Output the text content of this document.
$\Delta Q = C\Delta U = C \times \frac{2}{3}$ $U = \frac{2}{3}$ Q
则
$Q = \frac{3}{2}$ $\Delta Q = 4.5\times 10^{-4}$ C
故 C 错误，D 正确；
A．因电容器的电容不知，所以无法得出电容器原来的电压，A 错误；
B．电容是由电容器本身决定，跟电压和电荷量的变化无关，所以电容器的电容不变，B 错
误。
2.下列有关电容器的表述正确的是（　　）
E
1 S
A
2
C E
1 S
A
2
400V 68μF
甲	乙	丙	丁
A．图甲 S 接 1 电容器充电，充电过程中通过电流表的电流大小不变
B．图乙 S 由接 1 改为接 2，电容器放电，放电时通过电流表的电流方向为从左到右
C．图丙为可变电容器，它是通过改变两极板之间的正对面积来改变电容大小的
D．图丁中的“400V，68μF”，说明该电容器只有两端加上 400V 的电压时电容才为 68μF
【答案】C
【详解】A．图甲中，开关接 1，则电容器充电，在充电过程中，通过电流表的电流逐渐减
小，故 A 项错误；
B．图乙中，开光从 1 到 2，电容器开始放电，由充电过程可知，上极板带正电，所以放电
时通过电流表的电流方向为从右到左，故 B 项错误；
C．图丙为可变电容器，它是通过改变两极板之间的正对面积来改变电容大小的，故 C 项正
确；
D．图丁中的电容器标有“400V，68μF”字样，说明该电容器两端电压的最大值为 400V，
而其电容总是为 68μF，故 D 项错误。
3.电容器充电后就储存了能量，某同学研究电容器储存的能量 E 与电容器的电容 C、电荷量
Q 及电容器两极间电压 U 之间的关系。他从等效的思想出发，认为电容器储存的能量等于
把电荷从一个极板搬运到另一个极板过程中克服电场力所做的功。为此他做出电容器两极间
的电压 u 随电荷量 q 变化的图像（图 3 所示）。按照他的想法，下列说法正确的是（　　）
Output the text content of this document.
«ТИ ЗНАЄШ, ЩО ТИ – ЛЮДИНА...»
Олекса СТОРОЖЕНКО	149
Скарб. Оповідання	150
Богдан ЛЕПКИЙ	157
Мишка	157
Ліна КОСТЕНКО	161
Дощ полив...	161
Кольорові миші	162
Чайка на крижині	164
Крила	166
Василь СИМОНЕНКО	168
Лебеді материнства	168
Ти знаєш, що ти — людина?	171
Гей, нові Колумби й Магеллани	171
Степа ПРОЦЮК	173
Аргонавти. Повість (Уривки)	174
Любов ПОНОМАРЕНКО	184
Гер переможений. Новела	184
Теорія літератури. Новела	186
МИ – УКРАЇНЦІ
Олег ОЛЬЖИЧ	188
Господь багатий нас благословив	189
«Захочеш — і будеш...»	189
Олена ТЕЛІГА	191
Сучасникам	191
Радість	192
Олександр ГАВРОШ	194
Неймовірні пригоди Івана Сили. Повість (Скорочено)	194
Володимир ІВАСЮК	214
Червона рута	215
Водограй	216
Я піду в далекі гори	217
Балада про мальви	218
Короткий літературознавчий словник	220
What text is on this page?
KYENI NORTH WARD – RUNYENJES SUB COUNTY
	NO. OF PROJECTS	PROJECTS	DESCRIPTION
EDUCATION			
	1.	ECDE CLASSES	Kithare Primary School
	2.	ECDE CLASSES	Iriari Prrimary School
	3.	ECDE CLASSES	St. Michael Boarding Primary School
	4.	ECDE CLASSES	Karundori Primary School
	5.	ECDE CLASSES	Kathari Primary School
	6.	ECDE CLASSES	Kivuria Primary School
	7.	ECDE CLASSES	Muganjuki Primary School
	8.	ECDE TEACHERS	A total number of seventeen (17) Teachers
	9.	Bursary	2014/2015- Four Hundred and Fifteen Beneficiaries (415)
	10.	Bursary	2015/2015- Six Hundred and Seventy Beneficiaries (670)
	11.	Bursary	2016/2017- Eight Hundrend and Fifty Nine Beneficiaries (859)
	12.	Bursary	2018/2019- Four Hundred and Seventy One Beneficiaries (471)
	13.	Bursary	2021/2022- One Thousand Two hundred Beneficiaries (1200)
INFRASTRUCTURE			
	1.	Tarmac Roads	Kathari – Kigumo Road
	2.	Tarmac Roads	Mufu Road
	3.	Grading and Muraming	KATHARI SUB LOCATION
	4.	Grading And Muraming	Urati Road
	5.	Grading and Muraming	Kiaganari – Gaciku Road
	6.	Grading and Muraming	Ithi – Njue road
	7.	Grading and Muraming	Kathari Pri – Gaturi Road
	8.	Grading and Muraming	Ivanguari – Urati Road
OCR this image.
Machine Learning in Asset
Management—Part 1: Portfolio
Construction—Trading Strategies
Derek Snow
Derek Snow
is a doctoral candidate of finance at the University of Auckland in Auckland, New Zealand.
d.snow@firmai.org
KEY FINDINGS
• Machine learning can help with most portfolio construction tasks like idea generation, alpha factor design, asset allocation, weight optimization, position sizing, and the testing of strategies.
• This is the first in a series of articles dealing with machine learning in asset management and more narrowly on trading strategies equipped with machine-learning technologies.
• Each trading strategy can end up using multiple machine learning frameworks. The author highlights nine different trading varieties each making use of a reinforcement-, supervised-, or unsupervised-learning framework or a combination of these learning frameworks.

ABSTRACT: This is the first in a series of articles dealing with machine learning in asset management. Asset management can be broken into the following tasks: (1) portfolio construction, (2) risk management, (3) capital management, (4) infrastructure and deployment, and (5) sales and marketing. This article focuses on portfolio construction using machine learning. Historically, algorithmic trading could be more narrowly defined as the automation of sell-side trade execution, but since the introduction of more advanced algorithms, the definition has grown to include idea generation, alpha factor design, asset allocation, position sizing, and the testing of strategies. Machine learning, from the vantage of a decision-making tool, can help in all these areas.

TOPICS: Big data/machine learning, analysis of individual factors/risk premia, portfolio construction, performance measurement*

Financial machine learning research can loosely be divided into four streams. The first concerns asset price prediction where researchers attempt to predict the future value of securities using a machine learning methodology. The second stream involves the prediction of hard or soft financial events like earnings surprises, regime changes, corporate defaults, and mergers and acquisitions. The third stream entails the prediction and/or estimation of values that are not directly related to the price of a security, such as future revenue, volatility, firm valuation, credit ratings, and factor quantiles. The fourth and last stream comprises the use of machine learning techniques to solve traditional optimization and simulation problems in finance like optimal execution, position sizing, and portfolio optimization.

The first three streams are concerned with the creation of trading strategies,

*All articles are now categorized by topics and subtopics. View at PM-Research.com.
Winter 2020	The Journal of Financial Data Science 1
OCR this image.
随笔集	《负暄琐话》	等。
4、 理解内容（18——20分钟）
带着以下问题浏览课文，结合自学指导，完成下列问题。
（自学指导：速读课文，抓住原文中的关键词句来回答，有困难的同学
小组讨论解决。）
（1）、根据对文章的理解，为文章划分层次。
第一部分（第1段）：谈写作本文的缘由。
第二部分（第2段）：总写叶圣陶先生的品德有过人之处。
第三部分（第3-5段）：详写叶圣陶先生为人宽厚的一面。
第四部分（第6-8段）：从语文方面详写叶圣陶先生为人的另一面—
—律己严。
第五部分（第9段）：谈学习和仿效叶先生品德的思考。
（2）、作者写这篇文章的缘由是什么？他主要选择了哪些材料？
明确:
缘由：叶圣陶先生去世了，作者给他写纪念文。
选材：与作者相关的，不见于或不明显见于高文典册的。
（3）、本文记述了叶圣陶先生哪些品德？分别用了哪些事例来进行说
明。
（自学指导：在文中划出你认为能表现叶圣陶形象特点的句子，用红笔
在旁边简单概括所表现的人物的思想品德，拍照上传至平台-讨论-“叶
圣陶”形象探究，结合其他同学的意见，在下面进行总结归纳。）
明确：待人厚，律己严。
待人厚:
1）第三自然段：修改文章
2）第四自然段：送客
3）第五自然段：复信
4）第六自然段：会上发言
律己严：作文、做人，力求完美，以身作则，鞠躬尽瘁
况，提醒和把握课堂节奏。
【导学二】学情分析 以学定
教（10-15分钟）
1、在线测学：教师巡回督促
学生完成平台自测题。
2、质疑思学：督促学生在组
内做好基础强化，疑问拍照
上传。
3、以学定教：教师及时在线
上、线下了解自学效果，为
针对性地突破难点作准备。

→ **Objective**
Search the lines above for the string "ECDE", then show every one that has it.

→ **Answer**
	1.	ECDE CLASSES	Kithare Primary School
	2.	ECDE CLASSES	Iriari Prrimary School
	3.	ECDE CLASSES	St. Michael Boarding Primary School
	4.	ECDE CLASSES	Karundori Primary School
	5.	ECDE CLASSES	Kathari Primary School
	6.	ECDE CLASSES	Kivuria Primary School
	7.	ECDE CLASSES	Muganjuki Primary School
	8.	ECDE TEACHERS	A total number of seventeen (17) Teachers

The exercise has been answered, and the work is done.